▶ Data entries for graphics
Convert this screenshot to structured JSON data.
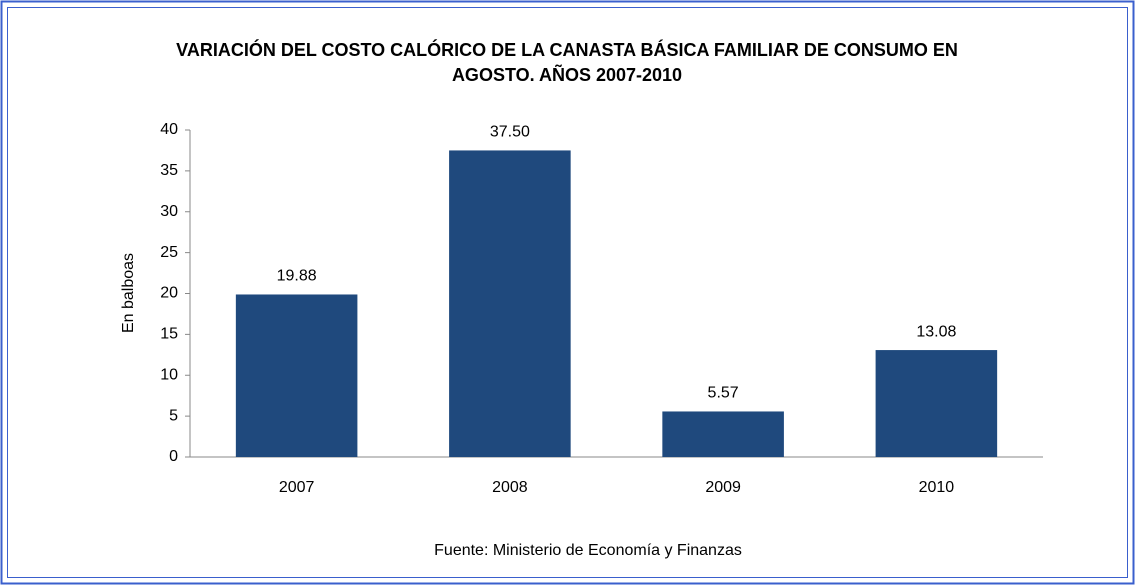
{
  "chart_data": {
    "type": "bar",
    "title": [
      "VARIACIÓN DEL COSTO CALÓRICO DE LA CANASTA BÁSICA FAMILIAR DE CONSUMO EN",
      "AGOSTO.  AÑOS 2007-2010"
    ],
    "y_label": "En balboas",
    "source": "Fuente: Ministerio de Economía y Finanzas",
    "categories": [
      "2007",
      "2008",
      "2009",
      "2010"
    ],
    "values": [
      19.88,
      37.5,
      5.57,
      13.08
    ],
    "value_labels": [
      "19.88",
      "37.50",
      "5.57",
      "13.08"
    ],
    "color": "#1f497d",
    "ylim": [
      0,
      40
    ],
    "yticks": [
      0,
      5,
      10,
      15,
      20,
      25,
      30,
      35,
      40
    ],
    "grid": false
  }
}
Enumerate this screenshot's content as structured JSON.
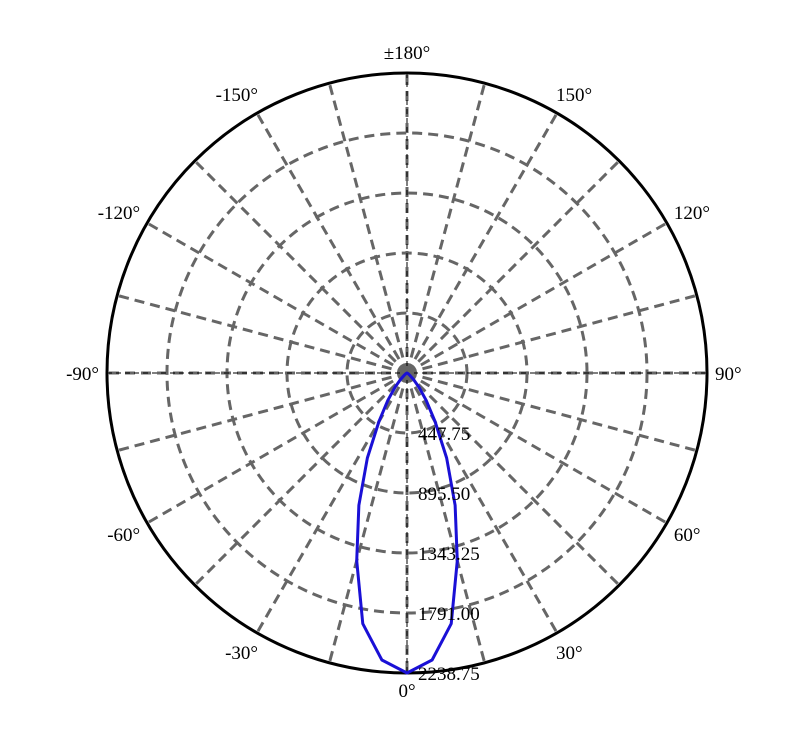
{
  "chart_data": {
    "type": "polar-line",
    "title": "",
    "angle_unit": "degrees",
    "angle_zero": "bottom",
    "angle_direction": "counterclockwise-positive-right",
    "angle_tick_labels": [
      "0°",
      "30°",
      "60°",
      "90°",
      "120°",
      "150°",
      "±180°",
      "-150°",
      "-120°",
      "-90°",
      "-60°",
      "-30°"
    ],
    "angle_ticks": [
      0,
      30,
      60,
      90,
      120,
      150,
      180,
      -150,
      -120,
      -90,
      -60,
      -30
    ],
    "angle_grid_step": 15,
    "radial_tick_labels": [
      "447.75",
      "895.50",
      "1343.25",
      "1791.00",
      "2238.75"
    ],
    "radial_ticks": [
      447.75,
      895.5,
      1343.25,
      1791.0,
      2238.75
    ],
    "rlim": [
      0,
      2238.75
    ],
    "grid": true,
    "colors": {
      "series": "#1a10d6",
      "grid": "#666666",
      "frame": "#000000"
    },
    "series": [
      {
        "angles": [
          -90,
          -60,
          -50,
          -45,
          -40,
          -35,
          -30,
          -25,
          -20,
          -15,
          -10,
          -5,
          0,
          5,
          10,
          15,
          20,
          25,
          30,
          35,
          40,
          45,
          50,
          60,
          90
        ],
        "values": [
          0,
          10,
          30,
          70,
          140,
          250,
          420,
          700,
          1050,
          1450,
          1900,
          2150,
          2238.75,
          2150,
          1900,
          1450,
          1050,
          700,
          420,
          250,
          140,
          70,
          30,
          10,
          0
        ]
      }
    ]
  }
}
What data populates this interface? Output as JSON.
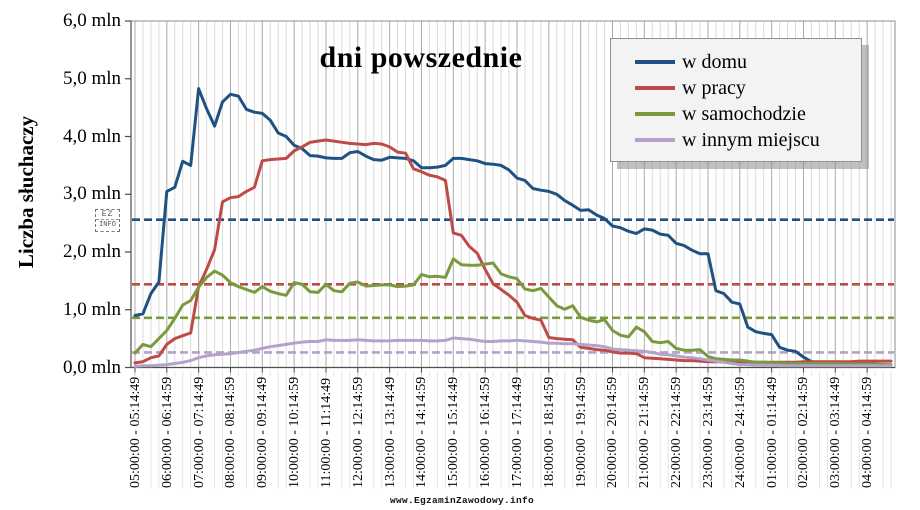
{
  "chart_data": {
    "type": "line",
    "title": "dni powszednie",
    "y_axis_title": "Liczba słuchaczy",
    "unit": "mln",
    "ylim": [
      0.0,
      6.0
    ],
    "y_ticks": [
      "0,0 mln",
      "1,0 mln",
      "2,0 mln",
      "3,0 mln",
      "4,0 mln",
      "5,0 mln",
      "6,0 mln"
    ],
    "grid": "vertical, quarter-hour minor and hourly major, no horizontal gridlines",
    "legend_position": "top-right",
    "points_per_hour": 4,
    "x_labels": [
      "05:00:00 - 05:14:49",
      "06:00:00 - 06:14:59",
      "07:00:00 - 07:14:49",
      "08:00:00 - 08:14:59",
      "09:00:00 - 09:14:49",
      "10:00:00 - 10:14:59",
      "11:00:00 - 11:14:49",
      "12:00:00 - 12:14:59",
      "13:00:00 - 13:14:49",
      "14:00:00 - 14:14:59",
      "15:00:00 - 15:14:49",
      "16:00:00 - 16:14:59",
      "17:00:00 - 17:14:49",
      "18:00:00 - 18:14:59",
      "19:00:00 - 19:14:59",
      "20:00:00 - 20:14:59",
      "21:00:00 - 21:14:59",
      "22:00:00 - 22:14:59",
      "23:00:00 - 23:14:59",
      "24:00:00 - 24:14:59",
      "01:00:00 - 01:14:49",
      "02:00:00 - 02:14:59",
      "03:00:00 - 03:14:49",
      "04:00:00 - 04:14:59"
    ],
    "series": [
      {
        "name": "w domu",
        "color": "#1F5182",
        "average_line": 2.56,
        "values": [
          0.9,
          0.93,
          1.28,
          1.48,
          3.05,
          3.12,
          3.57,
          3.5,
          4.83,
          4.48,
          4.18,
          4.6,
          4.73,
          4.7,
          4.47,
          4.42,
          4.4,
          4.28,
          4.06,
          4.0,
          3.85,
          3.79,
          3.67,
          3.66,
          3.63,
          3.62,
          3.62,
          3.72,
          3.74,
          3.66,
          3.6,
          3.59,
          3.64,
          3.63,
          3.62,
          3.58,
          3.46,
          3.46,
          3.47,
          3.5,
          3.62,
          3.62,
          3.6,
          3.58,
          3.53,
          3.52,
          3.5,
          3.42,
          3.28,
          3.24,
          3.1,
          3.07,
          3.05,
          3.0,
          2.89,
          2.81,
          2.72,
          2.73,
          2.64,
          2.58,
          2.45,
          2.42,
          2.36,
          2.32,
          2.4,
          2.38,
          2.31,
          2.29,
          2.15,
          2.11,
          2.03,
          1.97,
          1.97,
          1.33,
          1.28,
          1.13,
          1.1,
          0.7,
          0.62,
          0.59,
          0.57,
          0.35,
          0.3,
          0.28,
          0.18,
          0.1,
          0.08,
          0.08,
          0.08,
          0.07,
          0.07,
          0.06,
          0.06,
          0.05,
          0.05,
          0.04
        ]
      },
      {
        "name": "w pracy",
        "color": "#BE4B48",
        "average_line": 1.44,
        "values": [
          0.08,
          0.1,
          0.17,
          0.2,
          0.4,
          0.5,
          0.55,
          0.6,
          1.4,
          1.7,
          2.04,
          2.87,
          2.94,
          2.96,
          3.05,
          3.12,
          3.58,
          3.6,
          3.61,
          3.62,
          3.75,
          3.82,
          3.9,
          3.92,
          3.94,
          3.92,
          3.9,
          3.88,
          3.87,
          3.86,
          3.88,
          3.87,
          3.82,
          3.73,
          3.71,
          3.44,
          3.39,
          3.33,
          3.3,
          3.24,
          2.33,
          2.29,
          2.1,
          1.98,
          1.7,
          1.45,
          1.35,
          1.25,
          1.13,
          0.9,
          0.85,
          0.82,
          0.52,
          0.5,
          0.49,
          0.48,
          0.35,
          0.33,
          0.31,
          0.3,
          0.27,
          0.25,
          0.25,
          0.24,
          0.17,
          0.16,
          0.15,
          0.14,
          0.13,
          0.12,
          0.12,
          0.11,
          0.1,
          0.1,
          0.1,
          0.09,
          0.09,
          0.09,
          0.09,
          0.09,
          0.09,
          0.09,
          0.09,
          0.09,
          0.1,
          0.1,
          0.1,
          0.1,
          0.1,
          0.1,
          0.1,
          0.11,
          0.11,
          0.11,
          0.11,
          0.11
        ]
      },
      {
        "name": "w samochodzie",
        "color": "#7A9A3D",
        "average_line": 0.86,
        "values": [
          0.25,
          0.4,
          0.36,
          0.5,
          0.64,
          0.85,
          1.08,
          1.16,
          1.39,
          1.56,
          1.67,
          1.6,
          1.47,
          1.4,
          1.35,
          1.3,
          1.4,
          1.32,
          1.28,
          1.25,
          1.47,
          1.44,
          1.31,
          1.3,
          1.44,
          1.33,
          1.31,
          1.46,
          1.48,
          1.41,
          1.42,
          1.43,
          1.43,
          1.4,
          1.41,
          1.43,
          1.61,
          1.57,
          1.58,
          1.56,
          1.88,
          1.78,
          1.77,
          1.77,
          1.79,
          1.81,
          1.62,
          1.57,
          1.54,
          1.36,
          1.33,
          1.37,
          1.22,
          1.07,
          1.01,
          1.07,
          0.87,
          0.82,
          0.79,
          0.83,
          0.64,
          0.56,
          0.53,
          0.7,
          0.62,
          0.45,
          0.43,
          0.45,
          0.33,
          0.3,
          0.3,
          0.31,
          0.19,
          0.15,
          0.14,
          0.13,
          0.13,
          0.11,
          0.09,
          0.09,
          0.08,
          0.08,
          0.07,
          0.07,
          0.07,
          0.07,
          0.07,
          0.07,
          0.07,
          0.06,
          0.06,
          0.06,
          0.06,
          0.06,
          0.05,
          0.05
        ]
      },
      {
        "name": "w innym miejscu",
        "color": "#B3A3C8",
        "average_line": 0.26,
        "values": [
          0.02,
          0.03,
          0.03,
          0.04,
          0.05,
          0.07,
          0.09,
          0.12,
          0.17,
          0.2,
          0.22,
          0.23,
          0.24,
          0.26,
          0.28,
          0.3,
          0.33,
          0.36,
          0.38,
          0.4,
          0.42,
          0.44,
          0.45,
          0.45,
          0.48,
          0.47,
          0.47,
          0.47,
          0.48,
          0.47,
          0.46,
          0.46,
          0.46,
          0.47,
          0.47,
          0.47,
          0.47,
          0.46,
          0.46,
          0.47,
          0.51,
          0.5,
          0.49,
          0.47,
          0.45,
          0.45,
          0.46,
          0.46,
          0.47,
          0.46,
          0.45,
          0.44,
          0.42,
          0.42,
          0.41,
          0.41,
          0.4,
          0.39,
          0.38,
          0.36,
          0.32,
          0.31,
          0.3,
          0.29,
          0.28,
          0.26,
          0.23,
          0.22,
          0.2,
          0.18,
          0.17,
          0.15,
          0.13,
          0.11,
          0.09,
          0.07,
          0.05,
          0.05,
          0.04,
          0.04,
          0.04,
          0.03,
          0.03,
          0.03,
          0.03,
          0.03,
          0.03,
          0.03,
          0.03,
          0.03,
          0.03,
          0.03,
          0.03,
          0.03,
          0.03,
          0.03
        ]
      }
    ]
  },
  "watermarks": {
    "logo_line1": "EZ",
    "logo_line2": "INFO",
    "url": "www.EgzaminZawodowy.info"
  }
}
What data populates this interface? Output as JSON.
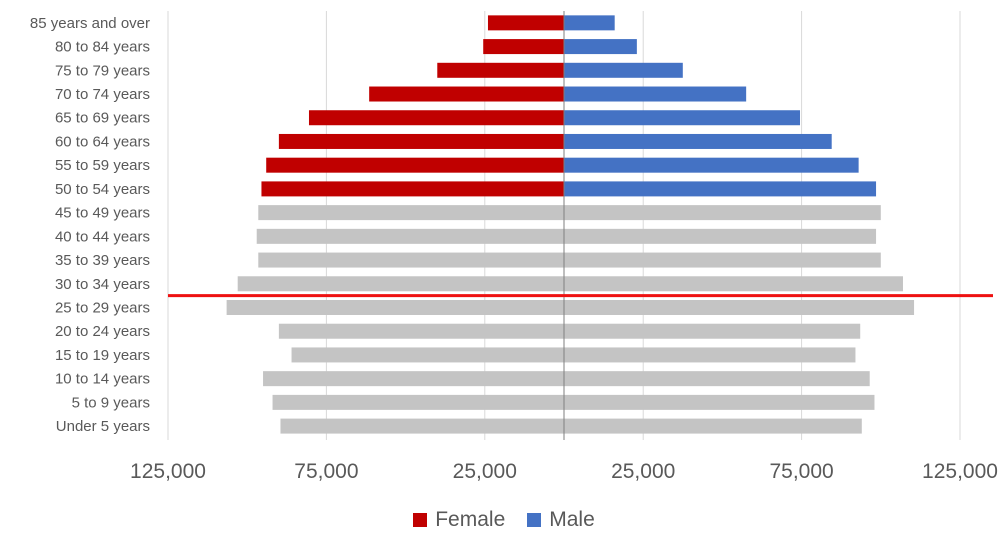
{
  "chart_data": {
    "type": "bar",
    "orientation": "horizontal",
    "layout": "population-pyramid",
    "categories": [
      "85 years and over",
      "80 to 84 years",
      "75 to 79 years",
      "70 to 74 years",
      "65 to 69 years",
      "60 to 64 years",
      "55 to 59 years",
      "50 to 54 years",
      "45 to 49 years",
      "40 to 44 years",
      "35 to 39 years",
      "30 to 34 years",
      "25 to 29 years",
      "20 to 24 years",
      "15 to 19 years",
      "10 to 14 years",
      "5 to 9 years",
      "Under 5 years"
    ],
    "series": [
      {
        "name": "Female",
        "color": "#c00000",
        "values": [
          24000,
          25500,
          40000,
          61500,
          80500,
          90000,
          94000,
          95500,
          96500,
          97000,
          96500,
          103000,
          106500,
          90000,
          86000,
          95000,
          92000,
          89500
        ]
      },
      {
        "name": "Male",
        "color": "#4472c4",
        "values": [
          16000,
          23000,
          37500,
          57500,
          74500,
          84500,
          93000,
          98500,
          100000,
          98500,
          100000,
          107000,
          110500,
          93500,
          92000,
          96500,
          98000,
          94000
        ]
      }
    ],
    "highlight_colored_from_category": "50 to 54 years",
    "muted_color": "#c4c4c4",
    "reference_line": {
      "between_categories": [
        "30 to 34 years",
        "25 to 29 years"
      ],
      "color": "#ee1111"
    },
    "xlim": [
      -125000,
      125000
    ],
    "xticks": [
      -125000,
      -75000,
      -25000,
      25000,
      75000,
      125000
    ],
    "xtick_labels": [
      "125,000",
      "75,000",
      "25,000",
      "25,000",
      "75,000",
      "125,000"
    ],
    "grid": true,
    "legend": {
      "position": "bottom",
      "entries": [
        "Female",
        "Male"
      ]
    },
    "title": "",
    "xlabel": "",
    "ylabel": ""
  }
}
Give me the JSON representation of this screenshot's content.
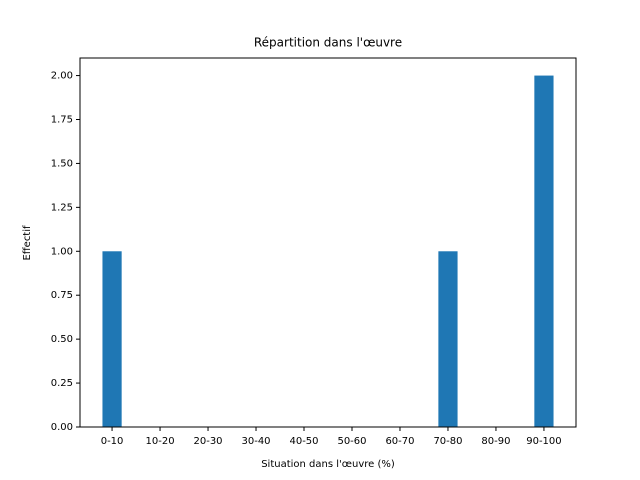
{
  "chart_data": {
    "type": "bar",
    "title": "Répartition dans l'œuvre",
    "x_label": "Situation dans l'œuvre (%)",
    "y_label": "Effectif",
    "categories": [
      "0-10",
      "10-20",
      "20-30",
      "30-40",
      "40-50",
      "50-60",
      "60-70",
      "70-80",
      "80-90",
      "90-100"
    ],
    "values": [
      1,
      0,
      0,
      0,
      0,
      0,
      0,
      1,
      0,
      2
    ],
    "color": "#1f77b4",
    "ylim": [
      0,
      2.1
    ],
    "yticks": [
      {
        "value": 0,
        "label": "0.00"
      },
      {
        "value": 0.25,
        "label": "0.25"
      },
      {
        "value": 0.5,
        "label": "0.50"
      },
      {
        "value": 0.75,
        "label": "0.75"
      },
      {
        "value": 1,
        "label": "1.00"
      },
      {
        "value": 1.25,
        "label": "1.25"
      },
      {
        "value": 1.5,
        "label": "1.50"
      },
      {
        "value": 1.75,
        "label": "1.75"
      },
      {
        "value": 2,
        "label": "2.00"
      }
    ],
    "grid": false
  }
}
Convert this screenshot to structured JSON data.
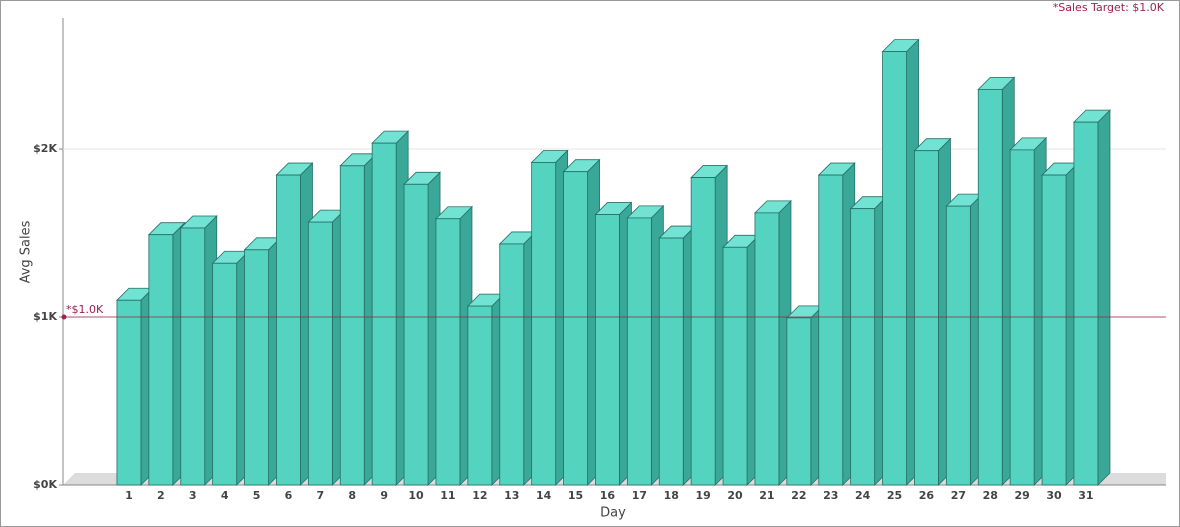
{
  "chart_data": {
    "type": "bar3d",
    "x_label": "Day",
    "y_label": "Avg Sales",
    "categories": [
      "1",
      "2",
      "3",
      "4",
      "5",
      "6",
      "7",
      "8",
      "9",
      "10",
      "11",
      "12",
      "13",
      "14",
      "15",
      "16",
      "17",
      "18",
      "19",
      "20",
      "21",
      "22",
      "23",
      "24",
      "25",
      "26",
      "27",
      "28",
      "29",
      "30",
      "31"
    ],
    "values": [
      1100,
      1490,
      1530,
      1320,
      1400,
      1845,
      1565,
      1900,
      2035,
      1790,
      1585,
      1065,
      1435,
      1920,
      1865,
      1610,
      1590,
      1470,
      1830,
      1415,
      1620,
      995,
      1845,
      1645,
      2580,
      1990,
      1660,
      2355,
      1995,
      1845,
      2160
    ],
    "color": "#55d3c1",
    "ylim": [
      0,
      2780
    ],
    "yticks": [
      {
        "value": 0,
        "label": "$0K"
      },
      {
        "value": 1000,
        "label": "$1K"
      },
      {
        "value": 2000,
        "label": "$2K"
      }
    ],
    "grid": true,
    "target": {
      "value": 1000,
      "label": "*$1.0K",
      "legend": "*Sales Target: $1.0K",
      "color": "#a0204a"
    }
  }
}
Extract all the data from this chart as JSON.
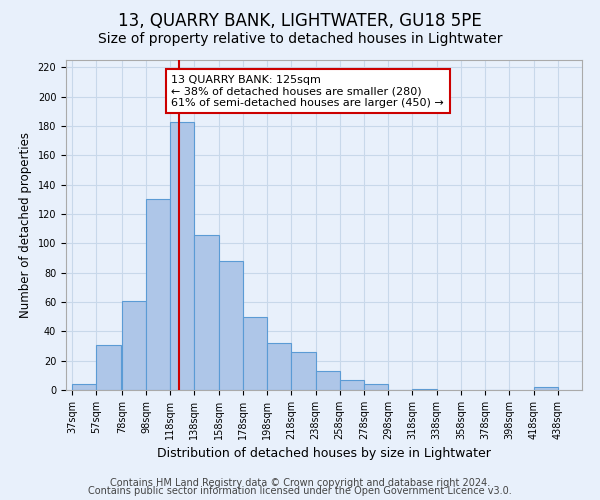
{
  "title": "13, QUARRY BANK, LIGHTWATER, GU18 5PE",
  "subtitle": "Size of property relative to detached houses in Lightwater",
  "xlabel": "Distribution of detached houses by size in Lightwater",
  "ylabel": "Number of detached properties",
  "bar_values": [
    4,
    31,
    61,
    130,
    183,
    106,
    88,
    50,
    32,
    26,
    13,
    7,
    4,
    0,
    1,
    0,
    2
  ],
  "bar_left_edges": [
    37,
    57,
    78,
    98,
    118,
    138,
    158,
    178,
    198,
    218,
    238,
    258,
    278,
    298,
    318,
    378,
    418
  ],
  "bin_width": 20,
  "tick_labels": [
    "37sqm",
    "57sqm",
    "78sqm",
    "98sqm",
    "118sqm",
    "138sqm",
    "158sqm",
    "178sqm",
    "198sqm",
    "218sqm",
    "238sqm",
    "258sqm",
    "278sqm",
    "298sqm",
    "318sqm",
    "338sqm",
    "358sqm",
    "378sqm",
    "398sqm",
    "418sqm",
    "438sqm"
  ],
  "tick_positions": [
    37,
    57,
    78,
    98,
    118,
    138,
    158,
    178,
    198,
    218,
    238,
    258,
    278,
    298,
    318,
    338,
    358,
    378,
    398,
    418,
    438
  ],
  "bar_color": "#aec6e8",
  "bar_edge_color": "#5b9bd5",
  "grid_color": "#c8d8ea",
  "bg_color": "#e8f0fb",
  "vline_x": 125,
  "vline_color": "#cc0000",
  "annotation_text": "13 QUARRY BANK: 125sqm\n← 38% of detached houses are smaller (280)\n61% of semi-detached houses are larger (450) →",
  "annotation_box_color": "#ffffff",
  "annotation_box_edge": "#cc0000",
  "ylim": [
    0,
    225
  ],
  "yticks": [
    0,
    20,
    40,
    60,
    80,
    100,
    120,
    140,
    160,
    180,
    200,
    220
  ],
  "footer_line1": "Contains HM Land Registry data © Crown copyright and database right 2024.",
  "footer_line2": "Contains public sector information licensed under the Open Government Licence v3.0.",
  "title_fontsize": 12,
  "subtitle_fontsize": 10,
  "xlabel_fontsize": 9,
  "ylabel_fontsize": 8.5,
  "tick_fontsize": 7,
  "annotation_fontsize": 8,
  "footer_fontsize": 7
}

▶ SHORT PROBLEM
Copy out every line of the data that includes "Contains".

▶ EXERCISE SOLUTION
  "footer_line1": "Contains HM Land Registry data © Crown copyright and database right 2024.",
  "footer_line2": "Contains public sector information licensed under the Open Government Licence v3.0.",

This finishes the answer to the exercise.